**Exercise:** Images are excluded; otherwise, output every record exactly.

**Listed entries:**
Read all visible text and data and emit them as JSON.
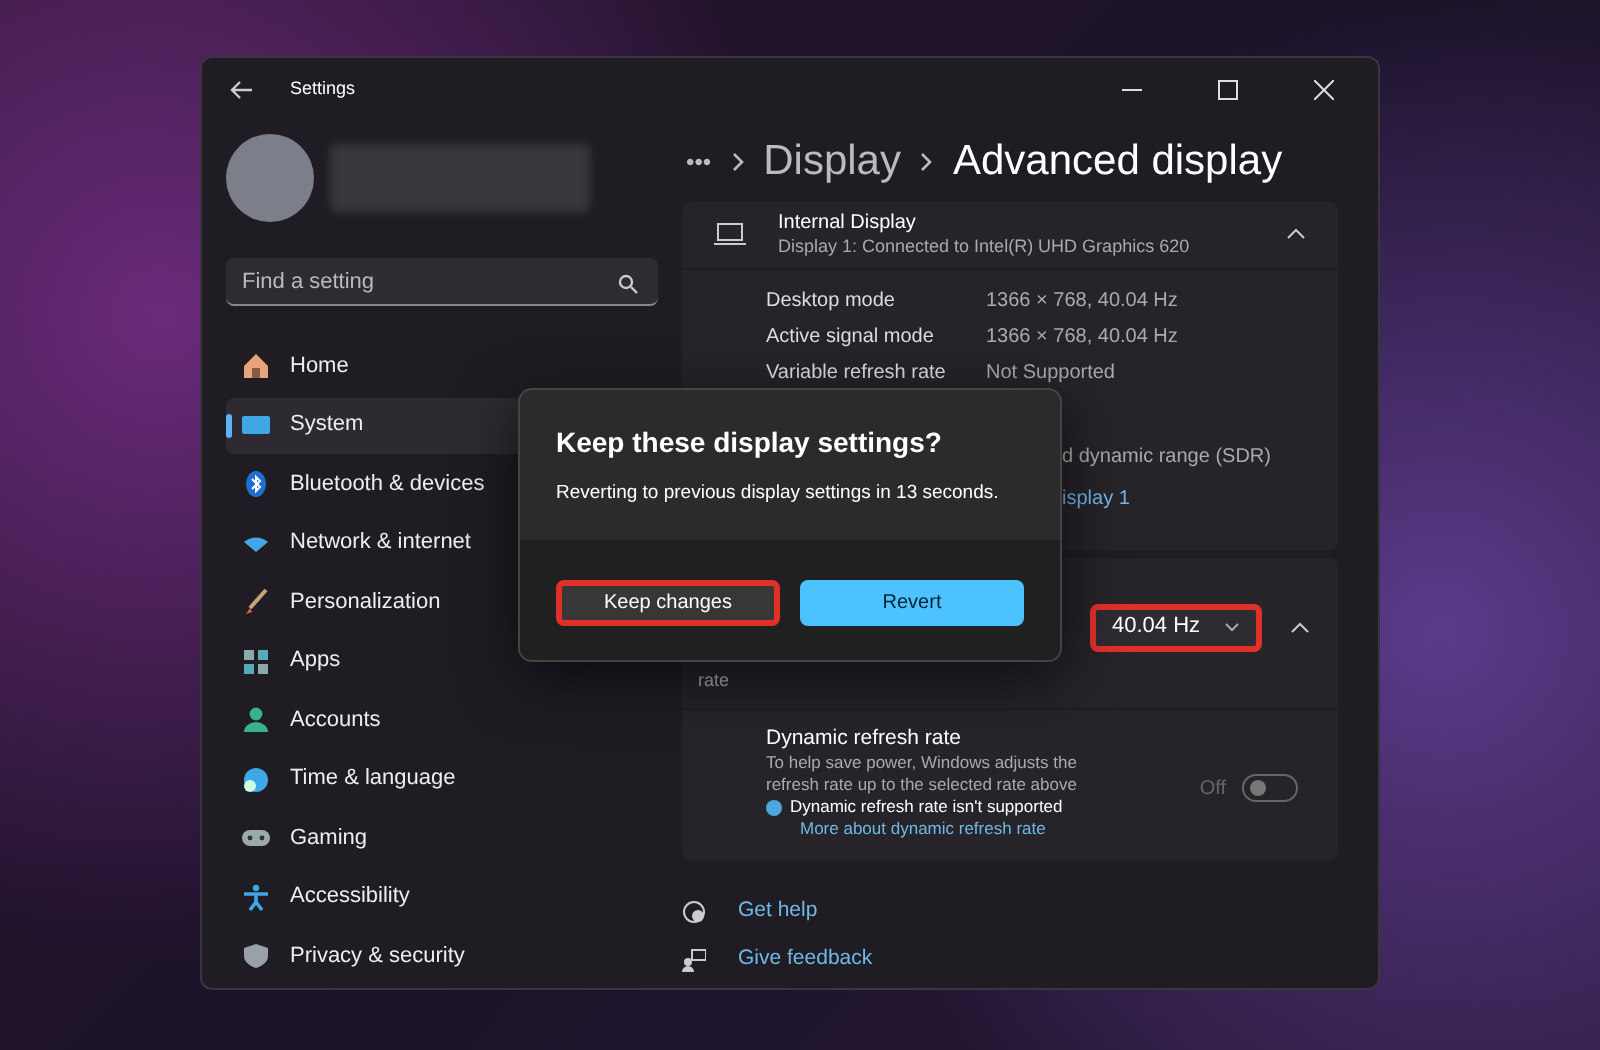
{
  "window": {
    "title": "Settings"
  },
  "sidebar": {
    "search": {
      "placeholder": "Find a setting"
    },
    "items": [
      {
        "label": "Home",
        "selected": false
      },
      {
        "label": "System",
        "selected": true
      },
      {
        "label": "Bluetooth & devices",
        "selected": false
      },
      {
        "label": "Network & internet",
        "selected": false
      },
      {
        "label": "Personalization",
        "selected": false
      },
      {
        "label": "Apps",
        "selected": false
      },
      {
        "label": "Accounts",
        "selected": false
      },
      {
        "label": "Time & language",
        "selected": false
      },
      {
        "label": "Gaming",
        "selected": false
      },
      {
        "label": "Accessibility",
        "selected": false
      },
      {
        "label": "Privacy & security",
        "selected": false
      }
    ]
  },
  "breadcrumb": {
    "more": "•••",
    "items": [
      "Display",
      "Advanced display"
    ]
  },
  "display_card": {
    "title": "Internal Display",
    "subtitle": "Display 1: Connected to Intel(R) UHD Graphics 620",
    "expanded": true,
    "rows": [
      {
        "label": "Desktop mode",
        "value": "1366 × 768, 40.04 Hz"
      },
      {
        "label": "Active signal mode",
        "value": "1366 × 768, 40.04 Hz"
      },
      {
        "label": "Variable refresh rate",
        "value": "Not Supported"
      }
    ],
    "partial_texts": [
      {
        "text": "d dynamic range (SDR)",
        "kind": "plain"
      },
      {
        "text": "isplay 1",
        "kind": "link"
      }
    ]
  },
  "refresh_card": {
    "label": "rate",
    "dropdown": {
      "value": "40.04 Hz",
      "highlighted": true
    },
    "expanded": true,
    "dynamic": {
      "title": "Dynamic refresh rate",
      "description": "To help save power, Windows adjusts the refresh rate up to the selected rate above",
      "notice": "Dynamic refresh rate isn't supported",
      "link": "More about dynamic refresh rate",
      "toggle_label": "Off",
      "on": false,
      "disabled": true
    }
  },
  "footer_links": [
    "Get help",
    "Give feedback"
  ],
  "dialog": {
    "title": "Keep these display settings?",
    "message": "Reverting to previous display settings in 13 seconds.",
    "buttons": [
      {
        "label": "Keep changes",
        "kind": "secondary",
        "highlighted": true
      },
      {
        "label": "Revert",
        "kind": "primary",
        "highlighted": false
      }
    ]
  }
}
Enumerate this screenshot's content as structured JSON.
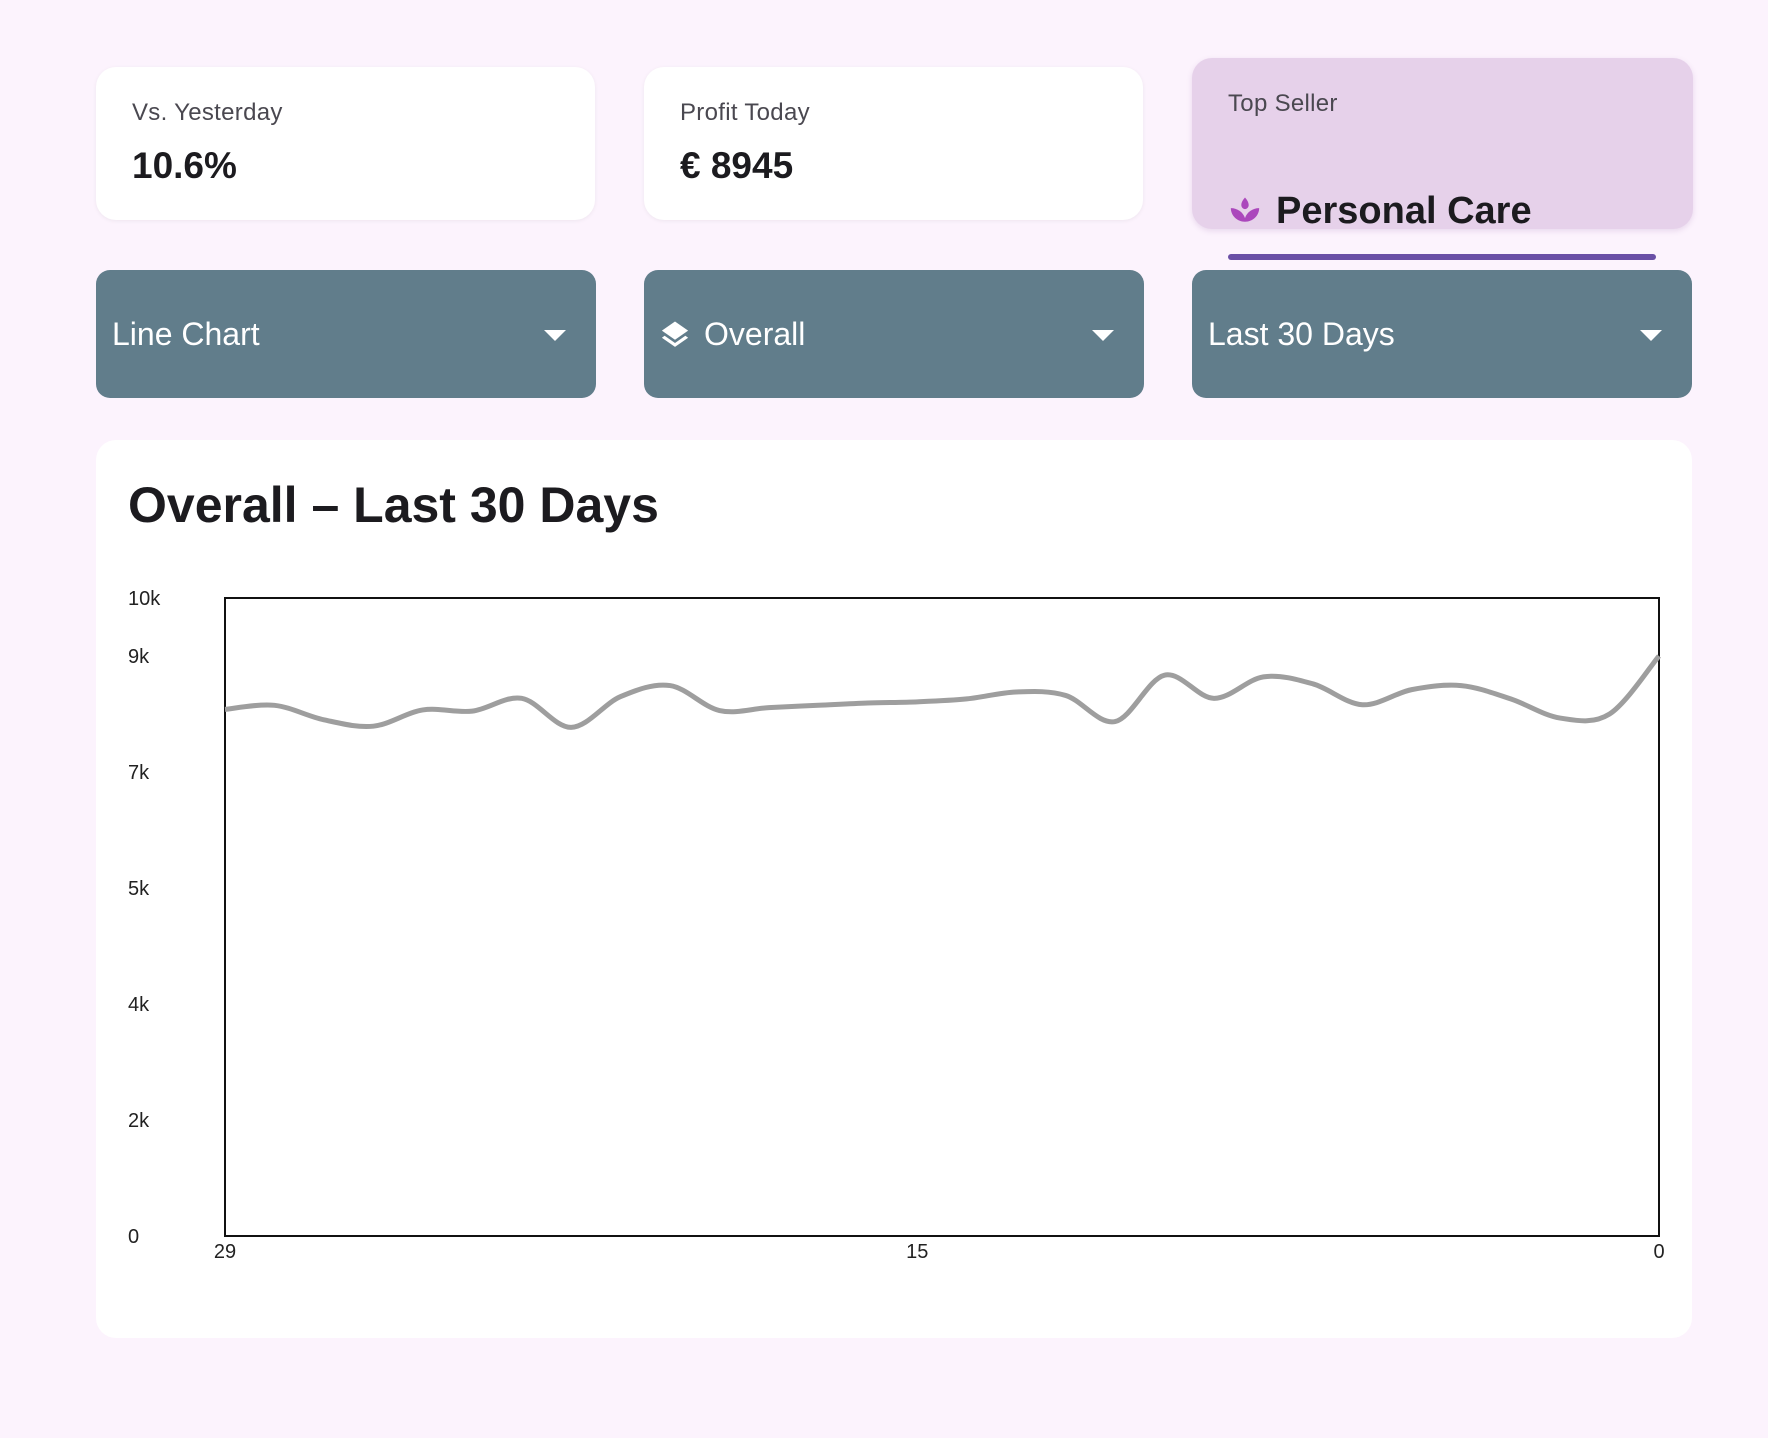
{
  "cards": {
    "yesterday": {
      "label": "Vs. Yesterday",
      "value": "10.6%"
    },
    "profit": {
      "label": "Profit Today",
      "value": "€ 8945"
    },
    "top_seller": {
      "label": "Top Seller",
      "value": "Personal Care",
      "icon": "spa-icon",
      "accent": "#ab47bc",
      "bar_color": "#6a4fa6"
    }
  },
  "dropdowns": {
    "chart_type": {
      "value": "Line Chart"
    },
    "category": {
      "value": "Overall",
      "icon": "layers-icon"
    },
    "period": {
      "value": "Last 30 Days"
    }
  },
  "chart_data": {
    "type": "line",
    "title": "Overall – Last 30 Days",
    "x": [
      29,
      28,
      27,
      26,
      25,
      24,
      23,
      22,
      21,
      20,
      19,
      18,
      17,
      16,
      15,
      14,
      13,
      12,
      11,
      10,
      9,
      8,
      7,
      6,
      5,
      4,
      3,
      2,
      1,
      0
    ],
    "x_ticks": [
      "29",
      "15",
      "0"
    ],
    "x_tick_values": [
      29,
      15,
      0
    ],
    "y_ticks": [
      "10k",
      "9k",
      "7k",
      "5k",
      "4k",
      "2k",
      "0"
    ],
    "y_tick_values": [
      11000,
      10000,
      8000,
      6000,
      4000,
      2000,
      0
    ],
    "ylim": [
      0,
      11000
    ],
    "xlim": [
      29,
      0
    ],
    "line_color": "#9e9e9e",
    "series": [
      {
        "values": [
          9080,
          9150,
          8900,
          8790,
          9070,
          9050,
          9270,
          8770,
          9300,
          9490,
          9060,
          9110,
          9150,
          9190,
          9210,
          9260,
          9380,
          9320,
          8870,
          9670,
          9270,
          9640,
          9520,
          9160,
          9420,
          9490,
          9260,
          8930,
          9000,
          10000
        ]
      }
    ]
  }
}
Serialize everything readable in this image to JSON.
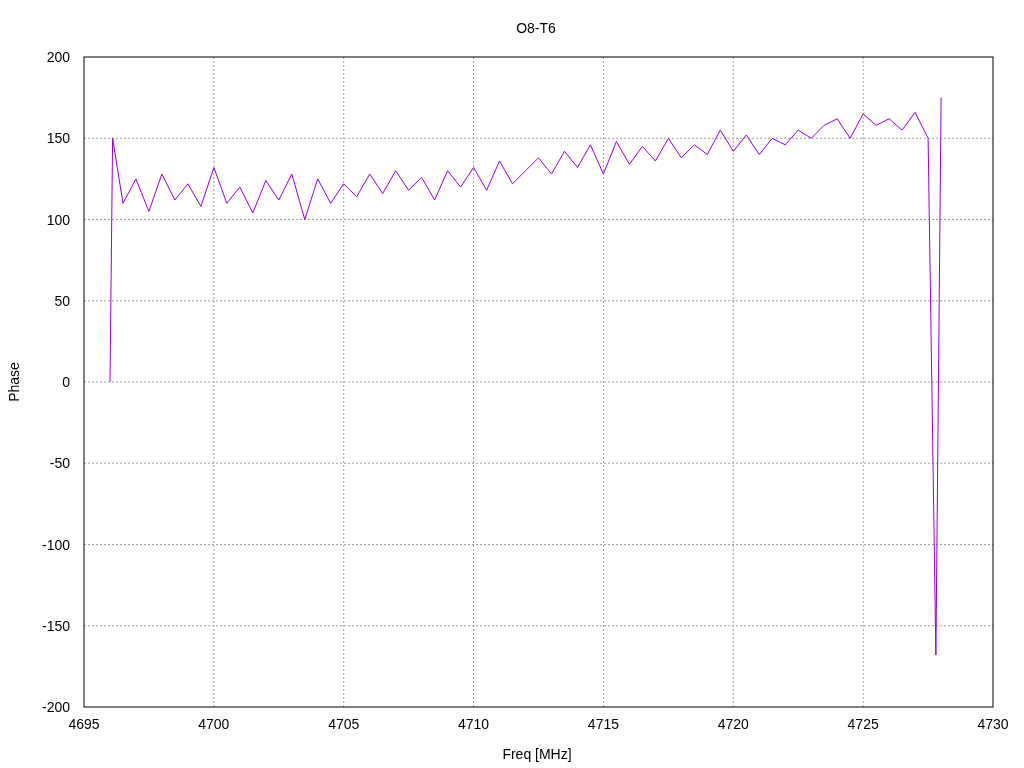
{
  "chart": {
    "chart_data": {
      "type": "line",
      "grid": true,
      "title": "O8-T6",
      "xlabel": "Freq [MHz]",
      "ylabel": "Phase",
      "xlim": [
        4695,
        4730
      ],
      "ylim": [
        -200,
        200
      ],
      "xticks": [
        4695,
        4700,
        4705,
        4710,
        4715,
        4720,
        4725,
        4730
      ],
      "yticks": [
        -200,
        -150,
        -100,
        -50,
        0,
        50,
        100,
        150,
        200
      ],
      "x": [
        4696,
        4696.1,
        4696.5,
        4697,
        4697.5,
        4698,
        4698.5,
        4699,
        4699.5,
        4700,
        4700.5,
        4701,
        4701.5,
        4702,
        4702.5,
        4703,
        4703.5,
        4704,
        4704.5,
        4705,
        4705.5,
        4706,
        4706.5,
        4707,
        4707.5,
        4708,
        4708.5,
        4709,
        4709.5,
        4710,
        4710.5,
        4711,
        4711.5,
        4712,
        4712.5,
        4713,
        4713.5,
        4714,
        4714.5,
        4715,
        4715.5,
        4716,
        4716.5,
        4717,
        4717.5,
        4718,
        4718.5,
        4719,
        4719.5,
        4720,
        4720.5,
        4721,
        4721.5,
        4722,
        4722.5,
        4723,
        4723.5,
        4724,
        4724.5,
        4725,
        4725.5,
        4726,
        4726.5,
        4727,
        4727.5,
        4727.8,
        4728
      ],
      "series": [
        {
          "color": "#9400d3",
          "values": [
            0,
            150,
            110,
            125,
            105,
            128,
            112,
            122,
            108,
            132,
            110,
            120,
            104,
            124,
            112,
            128,
            100,
            125,
            110,
            122,
            114,
            128,
            116,
            130,
            118,
            126,
            112,
            130,
            120,
            132,
            118,
            136,
            122,
            130,
            138,
            128,
            142,
            132,
            146,
            128,
            148,
            134,
            145,
            136,
            150,
            138,
            146,
            140,
            155,
            142,
            152,
            140,
            150,
            146,
            155,
            150,
            158,
            162,
            150,
            165,
            158,
            162,
            155,
            166,
            150,
            -168,
            175
          ]
        }
      ]
    }
  }
}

**Problem solution:**
Read all visible text and data and emit them as JSON.
{
  "window": {
    "title": "Settings"
  },
  "sidebar": {
    "search": {
      "placeholder": "Find a setting"
    },
    "items": [
      {
        "label": "Home",
        "selected": false
      },
      {
        "label": "System",
        "selected": true
      },
      {
        "label": "Bluetooth & devices",
        "selected": false
      },
      {
        "label": "Network & internet",
        "selected": false
      },
      {
        "label": "Personalization",
        "selected": false
      },
      {
        "label": "Apps",
        "selected": false
      },
      {
        "label": "Accounts",
        "selected": false
      },
      {
        "label": "Time & language",
        "selected": false
      },
      {
        "label": "Gaming",
        "selected": false
      },
      {
        "label": "Accessibility",
        "selected": false
      },
      {
        "label": "Privacy & security",
        "selected": false
      }
    ]
  },
  "breadcrumb": {
    "more": "•••",
    "items": [
      "Display",
      "Advanced display"
    ]
  },
  "display_card": {
    "title": "Internal Display",
    "subtitle": "Display 1: Connected to Intel(R) UHD Graphics 620",
    "expanded": true,
    "rows": [
      {
        "label": "Desktop mode",
        "value": "1366 × 768, 40.04 Hz"
      },
      {
        "label": "Active signal mode",
        "value": "1366 × 768, 40.04 Hz"
      },
      {
        "label": "Variable refresh rate",
        "value": "Not Supported"
      }
    ],
    "partial_texts": [
      {
        "text": "d dynamic range (SDR)",
        "kind": "plain"
      },
      {
        "text": "isplay 1",
        "kind": "link"
      }
    ]
  },
  "refresh_card": {
    "label": "rate",
    "dropdown": {
      "value": "40.04 Hz",
      "highlighted": true
    },
    "expanded": true,
    "dynamic": {
      "title": "Dynamic refresh rate",
      "description": "To help save power, Windows adjusts the refresh rate up to the selected rate above",
      "notice": "Dynamic refresh rate isn't supported",
      "link": "More about dynamic refresh rate",
      "toggle_label": "Off",
      "on": false,
      "disabled": true
    }
  },
  "footer_links": [
    "Get help",
    "Give feedback"
  ],
  "dialog": {
    "title": "Keep these display settings?",
    "message": "Reverting to previous display settings in 13 seconds.",
    "buttons": [
      {
        "label": "Keep changes",
        "kind": "secondary",
        "highlighted": true
      },
      {
        "label": "Revert",
        "kind": "primary",
        "highlighted": false
      }
    ]
  }
}
Enumerate this screenshot's content as structured JSON.
{
  "cards": {
    "yesterday": {
      "label": "Vs. Yesterday",
      "value": "10.6%"
    },
    "profit": {
      "label": "Profit Today",
      "value": "€ 8945"
    },
    "top_seller": {
      "label": "Top Seller",
      "value": "Personal Care",
      "icon": "spa-icon",
      "accent": "#ab47bc",
      "bar_color": "#6a4fa6"
    }
  },
  "dropdowns": {
    "chart_type": {
      "value": "Line Chart"
    },
    "category": {
      "value": "Overall",
      "icon": "layers-icon"
    },
    "period": {
      "value": "Last 30 Days"
    }
  },
  "chart_data": {
    "type": "line",
    "title": "Overall – Last 30 Days",
    "x": [
      29,
      28,
      27,
      26,
      25,
      24,
      23,
      22,
      21,
      20,
      19,
      18,
      17,
      16,
      15,
      14,
      13,
      12,
      11,
      10,
      9,
      8,
      7,
      6,
      5,
      4,
      3,
      2,
      1,
      0
    ],
    "x_ticks": [
      "29",
      "15",
      "0"
    ],
    "x_tick_values": [
      29,
      15,
      0
    ],
    "y_ticks": [
      "10k",
      "9k",
      "7k",
      "5k",
      "4k",
      "2k",
      "0"
    ],
    "y_tick_values": [
      11000,
      10000,
      8000,
      6000,
      4000,
      2000,
      0
    ],
    "ylim": [
      0,
      11000
    ],
    "xlim": [
      29,
      0
    ],
    "line_color": "#9e9e9e",
    "series": [
      {
        "values": [
          9080,
          9150,
          8900,
          8790,
          9070,
          9050,
          9270,
          8770,
          9300,
          9490,
          9060,
          9110,
          9150,
          9190,
          9210,
          9260,
          9380,
          9320,
          8870,
          9670,
          9270,
          9640,
          9520,
          9160,
          9420,
          9490,
          9260,
          8930,
          9000,
          10000
        ]
      }
    ]
  }
}
Serialize everything readable in this image to JSON.
{
  "chart": {
    "chart_data": {
      "type": "line",
      "grid": true,
      "title": "O8-T6",
      "xlabel": "Freq [MHz]",
      "ylabel": "Phase",
      "xlim": [
        4695,
        4730
      ],
      "ylim": [
        -200,
        200
      ],
      "xticks": [
        4695,
        4700,
        4705,
        4710,
        4715,
        4720,
        4725,
        4730
      ],
      "yticks": [
        -200,
        -150,
        -100,
        -50,
        0,
        50,
        100,
        150,
        200
      ],
      "x": [
        4696,
        4696.1,
        4696.5,
        4697,
        4697.5,
        4698,
        4698.5,
        4699,
        4699.5,
        4700,
        4700.5,
        4701,
        4701.5,
        4702,
        4702.5,
        4703,
        4703.5,
        4704,
        4704.5,
        4705,
        4705.5,
        4706,
        4706.5,
        4707,
        4707.5,
        4708,
        4708.5,
        4709,
        4709.5,
        4710,
        4710.5,
        4711,
        4711.5,
        4712,
        4712.5,
        4713,
        4713.5,
        4714,
        4714.5,
        4715,
        4715.5,
        4716,
        4716.5,
        4717,
        4717.5,
        4718,
        4718.5,
        4719,
        4719.5,
        4720,
        4720.5,
        4721,
        4721.5,
        4722,
        4722.5,
        4723,
        4723.5,
        4724,
        4724.5,
        4725,
        4725.5,
        4726,
        4726.5,
        4727,
        4727.5,
        4727.8,
        4728
      ],
      "series": [
        {
          "color": "#9400d3",
          "values": [
            0,
            150,
            110,
            125,
            105,
            128,
            112,
            122,
            108,
            132,
            110,
            120,
            104,
            124,
            112,
            128,
            100,
            125,
            110,
            122,
            114,
            128,
            116,
            130,
            118,
            126,
            112,
            130,
            120,
            132,
            118,
            136,
            122,
            130,
            138,
            128,
            142,
            132,
            146,
            128,
            148,
            134,
            145,
            136,
            150,
            138,
            146,
            140,
            155,
            142,
            152,
            140,
            150,
            146,
            155,
            150,
            158,
            162,
            150,
            165,
            158,
            162,
            155,
            166,
            150,
            -168,
            175
          ]
        }
      ]
    }
  }
}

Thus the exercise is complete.